▶ [Challenge]: Produce the listing below again, exactly as shown.

[A run of records]
%%

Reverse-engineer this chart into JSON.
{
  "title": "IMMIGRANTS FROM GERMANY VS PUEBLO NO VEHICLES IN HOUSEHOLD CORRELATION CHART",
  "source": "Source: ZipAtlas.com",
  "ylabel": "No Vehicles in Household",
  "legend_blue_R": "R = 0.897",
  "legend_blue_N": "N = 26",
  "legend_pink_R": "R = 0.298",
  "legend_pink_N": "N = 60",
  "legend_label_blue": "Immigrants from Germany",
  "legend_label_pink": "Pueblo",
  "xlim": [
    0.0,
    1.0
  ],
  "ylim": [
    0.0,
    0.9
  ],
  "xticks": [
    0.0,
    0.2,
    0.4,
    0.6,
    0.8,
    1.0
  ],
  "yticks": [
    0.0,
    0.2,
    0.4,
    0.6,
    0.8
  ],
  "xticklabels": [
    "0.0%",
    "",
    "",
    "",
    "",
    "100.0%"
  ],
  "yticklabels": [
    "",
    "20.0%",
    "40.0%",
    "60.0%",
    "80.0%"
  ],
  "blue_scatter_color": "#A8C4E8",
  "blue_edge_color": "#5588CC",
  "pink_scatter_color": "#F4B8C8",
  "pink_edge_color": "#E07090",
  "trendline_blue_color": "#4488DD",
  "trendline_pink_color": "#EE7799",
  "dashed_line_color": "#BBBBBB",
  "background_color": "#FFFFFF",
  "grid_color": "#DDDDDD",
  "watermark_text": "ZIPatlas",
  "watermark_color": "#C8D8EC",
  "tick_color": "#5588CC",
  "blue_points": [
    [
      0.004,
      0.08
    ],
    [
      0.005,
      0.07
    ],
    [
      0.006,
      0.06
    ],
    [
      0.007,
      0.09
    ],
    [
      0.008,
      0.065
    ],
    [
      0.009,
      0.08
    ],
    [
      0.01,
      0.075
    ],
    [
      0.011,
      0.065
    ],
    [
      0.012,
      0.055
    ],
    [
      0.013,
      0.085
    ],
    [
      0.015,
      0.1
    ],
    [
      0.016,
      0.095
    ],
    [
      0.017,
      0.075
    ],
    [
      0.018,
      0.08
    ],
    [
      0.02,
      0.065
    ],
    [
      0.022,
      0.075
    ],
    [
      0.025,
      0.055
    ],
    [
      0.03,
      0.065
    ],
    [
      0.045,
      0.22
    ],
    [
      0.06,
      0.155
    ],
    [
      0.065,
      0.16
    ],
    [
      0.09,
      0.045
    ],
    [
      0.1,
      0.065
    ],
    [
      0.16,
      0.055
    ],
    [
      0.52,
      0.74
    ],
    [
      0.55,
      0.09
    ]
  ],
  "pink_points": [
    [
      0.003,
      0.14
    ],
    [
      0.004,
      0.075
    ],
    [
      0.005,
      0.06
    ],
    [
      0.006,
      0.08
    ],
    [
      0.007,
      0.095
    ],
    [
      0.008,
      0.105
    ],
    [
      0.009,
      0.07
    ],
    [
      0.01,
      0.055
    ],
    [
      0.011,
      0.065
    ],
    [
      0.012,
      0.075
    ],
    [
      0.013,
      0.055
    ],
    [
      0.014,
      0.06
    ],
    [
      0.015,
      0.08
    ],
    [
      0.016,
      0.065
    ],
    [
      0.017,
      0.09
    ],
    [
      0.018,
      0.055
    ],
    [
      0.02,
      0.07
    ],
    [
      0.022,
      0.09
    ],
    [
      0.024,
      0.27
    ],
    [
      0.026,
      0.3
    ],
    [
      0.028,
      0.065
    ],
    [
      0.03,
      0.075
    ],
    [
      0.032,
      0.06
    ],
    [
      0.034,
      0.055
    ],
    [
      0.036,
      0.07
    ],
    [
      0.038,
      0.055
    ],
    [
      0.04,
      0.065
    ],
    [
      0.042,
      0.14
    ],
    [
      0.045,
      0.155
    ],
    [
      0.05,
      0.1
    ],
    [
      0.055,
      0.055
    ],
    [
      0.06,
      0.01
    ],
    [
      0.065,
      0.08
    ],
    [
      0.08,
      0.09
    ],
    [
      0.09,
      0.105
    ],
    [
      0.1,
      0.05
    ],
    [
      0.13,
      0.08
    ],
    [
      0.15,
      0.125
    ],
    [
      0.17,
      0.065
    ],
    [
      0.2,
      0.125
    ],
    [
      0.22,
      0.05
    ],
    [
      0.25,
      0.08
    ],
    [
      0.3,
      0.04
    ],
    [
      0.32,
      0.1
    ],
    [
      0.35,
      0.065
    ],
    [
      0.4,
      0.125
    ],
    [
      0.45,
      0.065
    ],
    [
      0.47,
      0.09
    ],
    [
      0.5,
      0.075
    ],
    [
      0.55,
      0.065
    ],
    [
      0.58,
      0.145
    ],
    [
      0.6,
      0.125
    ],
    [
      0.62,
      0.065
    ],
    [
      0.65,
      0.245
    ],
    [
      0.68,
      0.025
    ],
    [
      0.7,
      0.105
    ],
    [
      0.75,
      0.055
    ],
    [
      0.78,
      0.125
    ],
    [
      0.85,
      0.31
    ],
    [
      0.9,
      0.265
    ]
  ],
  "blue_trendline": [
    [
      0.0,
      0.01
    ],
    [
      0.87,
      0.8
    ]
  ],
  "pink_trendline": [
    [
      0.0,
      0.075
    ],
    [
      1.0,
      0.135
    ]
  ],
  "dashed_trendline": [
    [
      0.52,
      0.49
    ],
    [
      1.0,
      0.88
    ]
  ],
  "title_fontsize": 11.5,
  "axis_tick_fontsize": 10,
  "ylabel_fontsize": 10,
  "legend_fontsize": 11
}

%%

▶ [Solution to this exercise]:
Reverse-engineer this chart into JSON.
{
  "title": "IMMIGRANTS FROM GERMANY VS PUEBLO NO VEHICLES IN HOUSEHOLD CORRELATION CHART",
  "source": "Source: ZipAtlas.com",
  "ylabel": "No Vehicles in Household",
  "legend_blue_R": "R = 0.897",
  "legend_blue_N": "N = 26",
  "legend_pink_R": "R = 0.298",
  "legend_pink_N": "N = 60",
  "legend_label_blue": "Immigrants from Germany",
  "legend_label_pink": "Pueblo",
  "xlim": [
    0.0,
    1.0
  ],
  "ylim": [
    0.0,
    0.9
  ],
  "xticks": [
    0.0,
    0.2,
    0.4,
    0.6,
    0.8,
    1.0
  ],
  "yticks": [
    0.0,
    0.2,
    0.4,
    0.6,
    0.8
  ],
  "xticklabels": [
    "0.0%",
    "",
    "",
    "",
    "",
    "100.0%"
  ],
  "yticklabels": [
    "",
    "20.0%",
    "40.0%",
    "60.0%",
    "80.0%"
  ],
  "blue_scatter_color": "#A8C4E8",
  "blue_edge_color": "#5588CC",
  "pink_scatter_color": "#F4B8C8",
  "pink_edge_color": "#E07090",
  "trendline_blue_color": "#4488DD",
  "trendline_pink_color": "#EE7799",
  "dashed_line_color": "#BBBBBB",
  "background_color": "#FFFFFF",
  "grid_color": "#DDDDDD",
  "watermark_text": "ZIPatlas",
  "watermark_color": "#C8D8EC",
  "tick_color": "#5588CC",
  "blue_points": [
    [
      0.004,
      0.08
    ],
    [
      0.005,
      0.07
    ],
    [
      0.006,
      0.06
    ],
    [
      0.007,
      0.09
    ],
    [
      0.008,
      0.065
    ],
    [
      0.009,
      0.08
    ],
    [
      0.01,
      0.075
    ],
    [
      0.011,
      0.065
    ],
    [
      0.012,
      0.055
    ],
    [
      0.013,
      0.085
    ],
    [
      0.015,
      0.1
    ],
    [
      0.016,
      0.095
    ],
    [
      0.017,
      0.075
    ],
    [
      0.018,
      0.08
    ],
    [
      0.02,
      0.065
    ],
    [
      0.022,
      0.075
    ],
    [
      0.025,
      0.055
    ],
    [
      0.03,
      0.065
    ],
    [
      0.045,
      0.22
    ],
    [
      0.06,
      0.155
    ],
    [
      0.065,
      0.16
    ],
    [
      0.09,
      0.045
    ],
    [
      0.1,
      0.065
    ],
    [
      0.16,
      0.055
    ],
    [
      0.52,
      0.74
    ],
    [
      0.55,
      0.09
    ]
  ],
  "pink_points": [
    [
      0.003,
      0.14
    ],
    [
      0.004,
      0.075
    ],
    [
      0.005,
      0.06
    ],
    [
      0.006,
      0.08
    ],
    [
      0.007,
      0.095
    ],
    [
      0.008,
      0.105
    ],
    [
      0.009,
      0.07
    ],
    [
      0.01,
      0.055
    ],
    [
      0.011,
      0.065
    ],
    [
      0.012,
      0.075
    ],
    [
      0.013,
      0.055
    ],
    [
      0.014,
      0.06
    ],
    [
      0.015,
      0.08
    ],
    [
      0.016,
      0.065
    ],
    [
      0.017,
      0.09
    ],
    [
      0.018,
      0.055
    ],
    [
      0.02,
      0.07
    ],
    [
      0.022,
      0.09
    ],
    [
      0.024,
      0.27
    ],
    [
      0.026,
      0.3
    ],
    [
      0.028,
      0.065
    ],
    [
      0.03,
      0.075
    ],
    [
      0.032,
      0.06
    ],
    [
      0.034,
      0.055
    ],
    [
      0.036,
      0.07
    ],
    [
      0.038,
      0.055
    ],
    [
      0.04,
      0.065
    ],
    [
      0.042,
      0.14
    ],
    [
      0.045,
      0.155
    ],
    [
      0.05,
      0.1
    ],
    [
      0.055,
      0.055
    ],
    [
      0.06,
      0.01
    ],
    [
      0.065,
      0.08
    ],
    [
      0.08,
      0.09
    ],
    [
      0.09,
      0.105
    ],
    [
      0.1,
      0.05
    ],
    [
      0.13,
      0.08
    ],
    [
      0.15,
      0.125
    ],
    [
      0.17,
      0.065
    ],
    [
      0.2,
      0.125
    ],
    [
      0.22,
      0.05
    ],
    [
      0.25,
      0.08
    ],
    [
      0.3,
      0.04
    ],
    [
      0.32,
      0.1
    ],
    [
      0.35,
      0.065
    ],
    [
      0.4,
      0.125
    ],
    [
      0.45,
      0.065
    ],
    [
      0.47,
      0.09
    ],
    [
      0.5,
      0.075
    ],
    [
      0.55,
      0.065
    ],
    [
      0.58,
      0.145
    ],
    [
      0.6,
      0.125
    ],
    [
      0.62,
      0.065
    ],
    [
      0.65,
      0.245
    ],
    [
      0.68,
      0.025
    ],
    [
      0.7,
      0.105
    ],
    [
      0.75,
      0.055
    ],
    [
      0.78,
      0.125
    ],
    [
      0.85,
      0.31
    ],
    [
      0.9,
      0.265
    ]
  ],
  "blue_trendline": [
    [
      0.0,
      0.01
    ],
    [
      0.87,
      0.8
    ]
  ],
  "pink_trendline": [
    [
      0.0,
      0.075
    ],
    [
      1.0,
      0.135
    ]
  ],
  "dashed_trendline": [
    [
      0.52,
      0.49
    ],
    [
      1.0,
      0.88
    ]
  ],
  "title_fontsize": 11.5,
  "axis_tick_fontsize": 10,
  "ylabel_fontsize": 10,
  "legend_fontsize": 11
}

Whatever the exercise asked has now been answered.